- WHAT TO DO
Will you quote all of the entries, word for word?

- DATA SUPPLIED
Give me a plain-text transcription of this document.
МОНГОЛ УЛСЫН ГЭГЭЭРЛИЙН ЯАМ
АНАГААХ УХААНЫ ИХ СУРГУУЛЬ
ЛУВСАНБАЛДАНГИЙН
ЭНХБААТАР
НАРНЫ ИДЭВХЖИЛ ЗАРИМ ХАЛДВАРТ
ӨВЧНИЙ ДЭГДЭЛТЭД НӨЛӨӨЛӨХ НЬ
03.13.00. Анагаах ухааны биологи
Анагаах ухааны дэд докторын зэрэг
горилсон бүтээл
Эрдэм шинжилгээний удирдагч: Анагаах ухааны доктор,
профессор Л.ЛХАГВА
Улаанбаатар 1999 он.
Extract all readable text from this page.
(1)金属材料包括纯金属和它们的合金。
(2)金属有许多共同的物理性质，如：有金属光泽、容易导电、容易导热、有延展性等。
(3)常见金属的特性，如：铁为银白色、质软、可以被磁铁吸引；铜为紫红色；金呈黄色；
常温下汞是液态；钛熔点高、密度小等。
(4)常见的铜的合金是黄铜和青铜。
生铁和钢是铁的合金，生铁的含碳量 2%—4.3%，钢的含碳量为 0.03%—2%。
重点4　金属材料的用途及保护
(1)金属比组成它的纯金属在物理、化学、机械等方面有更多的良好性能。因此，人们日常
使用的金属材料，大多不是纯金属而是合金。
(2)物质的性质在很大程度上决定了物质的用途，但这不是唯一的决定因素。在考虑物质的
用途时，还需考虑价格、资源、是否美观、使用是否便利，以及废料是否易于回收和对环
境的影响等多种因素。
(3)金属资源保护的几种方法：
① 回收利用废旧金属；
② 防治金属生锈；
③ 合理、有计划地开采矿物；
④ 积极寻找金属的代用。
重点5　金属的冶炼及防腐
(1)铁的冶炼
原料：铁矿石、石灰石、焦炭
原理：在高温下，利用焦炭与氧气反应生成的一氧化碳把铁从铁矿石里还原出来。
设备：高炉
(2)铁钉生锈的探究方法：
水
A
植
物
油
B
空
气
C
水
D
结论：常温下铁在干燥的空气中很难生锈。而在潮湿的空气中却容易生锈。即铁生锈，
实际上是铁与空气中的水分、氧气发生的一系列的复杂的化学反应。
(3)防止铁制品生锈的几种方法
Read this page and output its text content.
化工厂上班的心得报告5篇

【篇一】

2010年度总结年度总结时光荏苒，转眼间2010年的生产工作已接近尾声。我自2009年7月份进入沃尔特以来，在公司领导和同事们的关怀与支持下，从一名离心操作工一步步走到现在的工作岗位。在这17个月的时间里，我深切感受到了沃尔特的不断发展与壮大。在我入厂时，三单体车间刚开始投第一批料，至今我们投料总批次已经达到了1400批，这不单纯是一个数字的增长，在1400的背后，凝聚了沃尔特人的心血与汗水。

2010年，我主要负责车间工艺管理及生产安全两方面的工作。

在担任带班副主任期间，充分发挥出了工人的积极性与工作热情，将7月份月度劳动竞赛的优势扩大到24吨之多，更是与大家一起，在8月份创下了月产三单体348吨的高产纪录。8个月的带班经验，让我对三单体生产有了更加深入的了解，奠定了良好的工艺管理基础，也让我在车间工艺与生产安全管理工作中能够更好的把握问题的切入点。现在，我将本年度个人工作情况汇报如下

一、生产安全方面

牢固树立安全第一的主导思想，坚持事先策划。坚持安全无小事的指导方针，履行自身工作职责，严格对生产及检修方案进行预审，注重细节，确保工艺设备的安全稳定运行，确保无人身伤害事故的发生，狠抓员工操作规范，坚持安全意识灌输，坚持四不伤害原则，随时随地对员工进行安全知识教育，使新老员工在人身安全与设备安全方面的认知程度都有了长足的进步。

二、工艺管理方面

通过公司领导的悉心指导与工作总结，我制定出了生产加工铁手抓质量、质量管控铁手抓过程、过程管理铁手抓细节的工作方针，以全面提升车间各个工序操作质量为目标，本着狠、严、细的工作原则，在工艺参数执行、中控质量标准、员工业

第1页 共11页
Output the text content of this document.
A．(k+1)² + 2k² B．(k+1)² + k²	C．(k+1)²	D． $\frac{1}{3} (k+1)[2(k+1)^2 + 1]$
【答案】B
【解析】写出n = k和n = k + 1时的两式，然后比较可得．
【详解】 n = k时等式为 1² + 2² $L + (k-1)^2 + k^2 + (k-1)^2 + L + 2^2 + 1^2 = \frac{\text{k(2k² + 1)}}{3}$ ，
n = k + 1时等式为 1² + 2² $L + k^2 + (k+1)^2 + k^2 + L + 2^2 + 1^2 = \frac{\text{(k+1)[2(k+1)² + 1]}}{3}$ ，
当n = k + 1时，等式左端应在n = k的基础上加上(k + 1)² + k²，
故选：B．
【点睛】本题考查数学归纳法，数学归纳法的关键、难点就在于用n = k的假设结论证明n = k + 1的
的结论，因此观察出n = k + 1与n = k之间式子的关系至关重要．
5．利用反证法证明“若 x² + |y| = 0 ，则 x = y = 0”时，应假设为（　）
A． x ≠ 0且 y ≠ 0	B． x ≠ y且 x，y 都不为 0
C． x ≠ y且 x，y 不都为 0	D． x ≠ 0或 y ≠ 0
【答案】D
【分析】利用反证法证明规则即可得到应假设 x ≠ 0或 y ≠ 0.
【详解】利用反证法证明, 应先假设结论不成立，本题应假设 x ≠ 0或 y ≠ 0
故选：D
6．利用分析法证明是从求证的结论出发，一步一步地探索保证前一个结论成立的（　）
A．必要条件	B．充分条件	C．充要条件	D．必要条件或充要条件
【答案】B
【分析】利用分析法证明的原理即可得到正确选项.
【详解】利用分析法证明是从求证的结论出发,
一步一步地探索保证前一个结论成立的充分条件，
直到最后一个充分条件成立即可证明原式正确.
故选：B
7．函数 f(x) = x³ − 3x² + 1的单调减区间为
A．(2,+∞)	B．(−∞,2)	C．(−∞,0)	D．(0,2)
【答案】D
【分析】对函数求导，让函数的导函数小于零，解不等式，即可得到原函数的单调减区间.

- REPLY
Give me a plain-text transcription of this document.
МОНГОЛ УЛСЫН ГЭГЭЭРЛИЙН ЯАМ
АНАГААХ УХААНЫ ИХ СУРГУУЛЬ
ЛУВСАНБАЛДАНГИЙН
ЭНХБААТАР
НАРНЫ ИДЭВХЖИЛ ЗАРИМ ХАЛДВАРТ
ӨВЧНИЙ ДЭГДЭЛТЭД НӨЛӨӨЛӨХ НЬ
03.13.00. Анагаах ухааны биологи
Анагаах ухааны дэд докторын зэрэг
горилсон бүтээл
Эрдэм шинжилгээний удирдагч: Анагаах ухааны доктор,
профессор Л.ЛХАГВА
Улаанбаатар 1999 он.
Extract all readable text from this page.
(1)金属材料包括纯金属和它们的合金。
(2)金属有许多共同的物理性质，如：有金属光泽、容易导电、容易导热、有延展性等。
(3)常见金属的特性，如：铁为银白色、质软、可以被磁铁吸引；铜为紫红色；金呈黄色；
常温下汞是液态；钛熔点高、密度小等。
(4)常见的铜的合金是黄铜和青铜。
生铁和钢是铁的合金，生铁的含碳量 2%—4.3%，钢的含碳量为 0.03%—2%。
重点4　金属材料的用途及保护
(1)金属比组成它的纯金属在物理、化学、机械等方面有更多的良好性能。因此，人们日常
使用的金属材料，大多不是纯金属而是合金。
(2)物质的性质在很大程度上决定了物质的用途，但这不是唯一的决定因素。在考虑物质的
用途时，还需考虑价格、资源、是否美观、使用是否便利，以及废料是否易于回收和对环
境的影响等多种因素。
(3)金属资源保护的几种方法：
① 回收利用废旧金属；
② 防治金属生锈；
③ 合理、有计划地开采矿物；
④ 积极寻找金属的代用。
重点5　金属的冶炼及防腐
(1)铁的冶炼
原料：铁矿石、石灰石、焦炭
原理：在高温下，利用焦炭与氧气反应生成的一氧化碳把铁从铁矿石里还原出来。
设备：高炉
(2)铁钉生锈的探究方法：
水
A
植
物
油
B
空
气
C
水
D
结论：常温下铁在干燥的空气中很难生锈。而在潮湿的空气中却容易生锈。即铁生锈，
实际上是铁与空气中的水分、氧气发生的一系列的复杂的化学反应。
(3)防止铁制品生锈的几种方法
Read this page and output its text content.
化工厂上班的心得报告5篇

【篇一】

2010年度总结年度总结时光荏苒，转眼间2010年的生产工作已接近尾声。我自2009年7月份进入沃尔特以来，在公司领导和同事们的关怀与支持下，从一名离心操作工一步步走到现在的工作岗位。在这17个月的时间里，我深切感受到了沃尔特的不断发展与壮大。在我入厂时，三单体车间刚开始投第一批料，至今我们投料总批次已经达到了1400批，这不单纯是一个数字的增长，在1400的背后，凝聚了沃尔特人的心血与汗水。

2010年，我主要负责车间工艺管理及生产安全两方面的工作。

在担任带班副主任期间，充分发挥出了工人的积极性与工作热情，将7月份月度劳动竞赛的优势扩大到24吨之多，更是与大家一起，在8月份创下了月产三单体348吨的高产纪录。8个月的带班经验，让我对三单体生产有了更加深入的了解，奠定了良好的工艺管理基础，也让我在车间工艺与生产安全管理工作中能够更好的把握问题的切入点。现在，我将本年度个人工作情况汇报如下

一、生产安全方面

牢固树立安全第一的主导思想，坚持事先策划。坚持安全无小事的指导方针，履行自身工作职责，严格对生产及检修方案进行预审，注重细节，确保工艺设备的安全稳定运行，确保无人身伤害事故的发生，狠抓员工操作规范，坚持安全意识灌输，坚持四不伤害原则，随时随地对员工进行安全知识教育，使新老员工在人身安全与设备安全方面的认知程度都有了长足的进步。

二、工艺管理方面

通过公司领导的悉心指导与工作总结，我制定出了生产加工铁手抓质量、质量管控铁手抓过程、过程管理铁手抓细节的工作方针，以全面提升车间各个工序操作质量为目标，本着狠、严、细的工作原则，在工艺参数执行、中控质量标准、员工业

第1页 共11页
Output the text content of this document.
A．(k+1)² + 2k² B．(k+1)² + k²	C．(k+1)²	D． $\frac{1}{3} (k+1)[2(k+1)^2 + 1]$
【答案】B
【解析】写出n = k和n = k + 1时的两式，然后比较可得．
【详解】 n = k时等式为 1² + 2² $L + (k-1)^2 + k^2 + (k-1)^2 + L + 2^2 + 1^2 = \frac{\text{k(2k² + 1)}}{3}$ ，
n = k + 1时等式为 1² + 2² $L + k^2 + (k+1)^2 + k^2 + L + 2^2 + 1^2 = \frac{\text{(k+1)[2(k+1)² + 1]}}{3}$ ，
当n = k + 1时，等式左端应在n = k的基础上加上(k + 1)² + k²，
故选：B．
【点睛】本题考查数学归纳法，数学归纳法的关键、难点就在于用n = k的假设结论证明n = k + 1的
的结论，因此观察出n = k + 1与n = k之间式子的关系至关重要．
5．利用反证法证明“若 x² + |y| = 0 ，则 x = y = 0”时，应假设为（　）
A． x ≠ 0且 y ≠ 0	B． x ≠ y且 x，y 都不为 0
C． x ≠ y且 x，y 不都为 0	D． x ≠ 0或 y ≠ 0
【答案】D
【分析】利用反证法证明规则即可得到应假设 x ≠ 0或 y ≠ 0.
【详解】利用反证法证明, 应先假设结论不成立，本题应假设 x ≠ 0或 y ≠ 0
故选：D
6．利用分析法证明是从求证的结论出发，一步一步地探索保证前一个结论成立的（　）
A．必要条件	B．充分条件	C．充要条件	D．必要条件或充要条件
【答案】B
【分析】利用分析法证明的原理即可得到正确选项.
【详解】利用分析法证明是从求证的结论出发,
一步一步地探索保证前一个结论成立的充分条件，
直到最后一个充分条件成立即可证明原式正确.
故选：B
7．函数 f(x) = x³ − 3x² + 1的单调减区间为
A．(2,+∞)	B．(−∞,2)	C．(−∞,0)	D．(0,2)
【答案】D
【分析】对函数求导，让函数的导函数小于零，解不等式，即可得到原函数的单调减区间.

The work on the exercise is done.